(Saved entries)

───

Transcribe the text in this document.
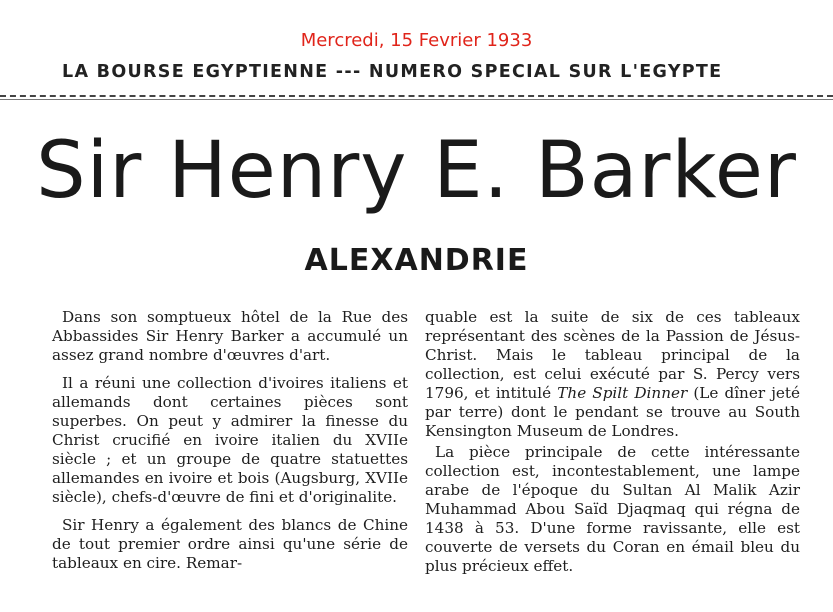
Mercredi, 15 Fevrier 1933
LA BOURSE EGYPTIENNE --- NUMERO SPECIAL SUR L'EGYPTE
Sir Henry E. Barker
ALEXANDRIE

Dans son somptueux hôtel de la Rue des Abbassides Sir Henry Barker a accumulé un assez grand nombre d'œuvres d'art.

Il a réuni une collection d'ivoires italiens et allemands dont certaines pièces sont superbes. On peut y admirer la finesse du Christ crucifié en ivoire italien du XVIIe siècle ; et un groupe de quatre statuettes allemandes en ivoire et bois (Augsburg, XVIIe siècle), chefs-d'œuvre de fini et d'originalite.

Sir Henry a également des blancs de Chine de tout premier ordre ainsi qu'une série de tableaux en cire. Remar-

quable est la suite de six de ces tableaux représentant des scènes de la Passion de Jésus-Christ. Mais le tableau principal de la collection, est celui exécuté par S. Percy vers 1796, et intitulé The Spilt Dinner (Le dîner jeté par terre) dont le pendant se trouve au South Kensington Museum de Londres.

La pièce principale de cette intéressante collection est, incontestablement, une lampe arabe de l'époque du Sultan Al Malik Azir Muhammad Abou Saïd Djaqmaq qui régna de 1438 à 53. D'une forme ravissante, elle est couverte de versets du Coran en émail bleu du plus précieux effet.
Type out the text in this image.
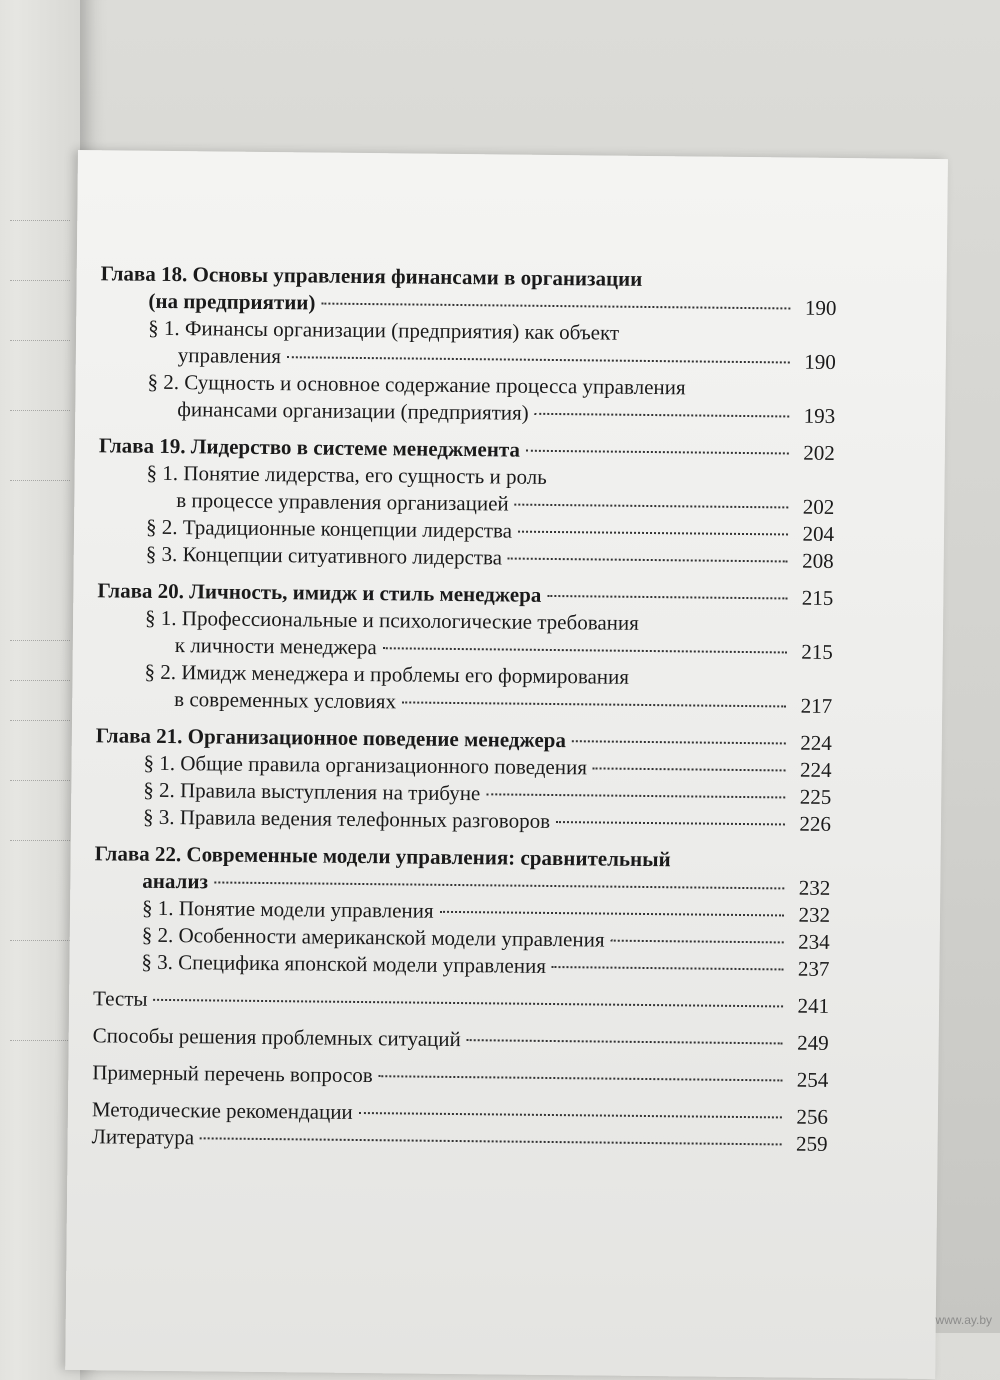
Глава 18. Основы управления финансами в организации
(на предприятии)	190
§ 1. Финансы организации (предприятия) как объект
управления	190
§ 2. Сущность и основное содержание процесса управления
финансами организации (предприятия)	193
Глава 19. Лидерство в системе менеджмента	202
§ 1. Понятие лидерства, его сущность и роль
в процессе управления организацией	202
§ 2. Традиционные концепции лидерства	204
§ 3. Концепции ситуативного лидерства	208
Глава 20. Личность, имидж и стиль менеджера	215
§ 1. Профессиональные и психологические требования
к личности менеджера	215
§ 2. Имидж менеджера и проблемы его формирования
в современных условиях	217
Глава 21. Организационное поведение менеджера	224
§ 1. Общие правила организационного поведения	224
§ 2. Правила выступления на трибуне	225
§ 3. Правила ведения телефонных разговоров	226
Глава 22. Современные модели управления: сравнительный
анализ	232
§ 1. Понятие модели управления	232
§ 2. Особенности американской модели управления	234
§ 3. Специфика японской модели управления	237
Тесты	241
Способы решения проблемных ситуаций	249
Примерный перечень вопросов	254
Методические рекомендации	256
Литература	259
www.ay.by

───

Work to complete
Leave out the pictures and transcribe the entries above exactly.

Task answer
Transcribe the text in this document.
Mercredi, 15 Fevrier 1933
LA BOURSE EGYPTIENNE --- NUMERO SPECIAL SUR L'EGYPTE
Sir Henry E. Barker
ALEXANDRIE

Dans son somptueux hôtel de la Rue des Abbassides Sir Henry Barker a accumulé un assez grand nombre d'œuvres d'art.

Il a réuni une collection d'ivoires italiens et allemands dont certaines pièces sont superbes. On peut y admirer la finesse du Christ crucifié en ivoire italien du XVIIe siècle ; et un groupe de quatre statuettes allemandes en ivoire et bois (Augsburg, XVIIe siècle), chefs-d'œuvre de fini et d'originalite.

Sir Henry a également des blancs de Chine de tout premier ordre ainsi qu'une série de tableaux en cire. Remar-

quable est la suite de six de ces tableaux représentant des scènes de la Passion de Jésus-Christ. Mais le tableau principal de la collection, est celui exécuté par S. Percy vers 1796, et intitulé The Spilt Dinner (Le dîner jeté par terre) dont le pendant se trouve au South Kensington Museum de Londres.

La pièce principale de cette intéressante collection est, incontestablement, une lampe arabe de l'époque du Sultan Al Malik Azir Muhammad Abou Saïd Djaqmaq qui régna de 1438 à 53. D'une forme ravissante, elle est couverte de versets du Coran en émail bleu du plus précieux effet.
Type out the text in this image.
Глава 18. Основы управления финансами в организации
(на предприятии)	190
§ 1. Финансы организации (предприятия) как объект
управления	190
§ 2. Сущность и основное содержание процесса управления
финансами организации (предприятия)	193
Глава 19. Лидерство в системе менеджмента	202
§ 1. Понятие лидерства, его сущность и роль
в процессе управления организацией	202
§ 2. Традиционные концепции лидерства	204
§ 3. Концепции ситуативного лидерства	208
Глава 20. Личность, имидж и стиль менеджера	215
§ 1. Профессиональные и психологические требования
к личности менеджера	215
§ 2. Имидж менеджера и проблемы его формирования
в современных условиях	217
Глава 21. Организационное поведение менеджера	224
§ 1. Общие правила организационного поведения	224
§ 2. Правила выступления на трибуне	225
§ 3. Правила ведения телефонных разговоров	226
Глава 22. Современные модели управления: сравнительный
анализ	232
§ 1. Понятие модели управления	232
§ 2. Особенности американской модели управления	234
§ 3. Специфика японской модели управления	237
Тесты	241
Способы решения проблемных ситуаций	249
Примерный перечень вопросов	254
Методические рекомендации	256
Литература	259
www.ay.by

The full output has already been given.